— Begin Rows —

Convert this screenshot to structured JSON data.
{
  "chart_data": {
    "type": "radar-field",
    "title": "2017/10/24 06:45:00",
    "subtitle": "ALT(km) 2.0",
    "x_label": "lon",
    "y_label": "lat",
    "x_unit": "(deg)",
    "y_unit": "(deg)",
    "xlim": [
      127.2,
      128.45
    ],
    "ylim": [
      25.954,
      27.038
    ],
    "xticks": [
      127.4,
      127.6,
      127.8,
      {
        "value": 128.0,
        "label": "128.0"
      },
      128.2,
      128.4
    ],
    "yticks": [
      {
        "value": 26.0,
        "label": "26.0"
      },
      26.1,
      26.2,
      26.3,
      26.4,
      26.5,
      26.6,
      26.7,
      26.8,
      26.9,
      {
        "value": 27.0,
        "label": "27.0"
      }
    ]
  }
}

— End Rows —

◆ Goal: Copy the data above exactly. Every line must be included.

◆ Finished task:
Convert this screenshot to structured JSON data.
{
  "chart_data": {
    "type": "radar-field",
    "title": "2017/10/24 06:45:00",
    "subtitle": "ALT(km) 2.0",
    "x_label": "lon",
    "y_label": "lat",
    "x_unit": "(deg)",
    "y_unit": "(deg)",
    "xlim": [
      127.2,
      128.45
    ],
    "ylim": [
      25.954,
      27.038
    ],
    "xticks": [
      127.4,
      127.6,
      127.8,
      {
        "value": 128.0,
        "label": "128.0"
      },
      128.2,
      128.4
    ],
    "yticks": [
      {
        "value": 26.0,
        "label": "26.0"
      },
      26.1,
      26.2,
      26.3,
      26.4,
      26.5,
      26.6,
      26.7,
      26.8,
      26.9,
      {
        "value": 27.0,
        "label": "27.0"
      }
    ]
  }
}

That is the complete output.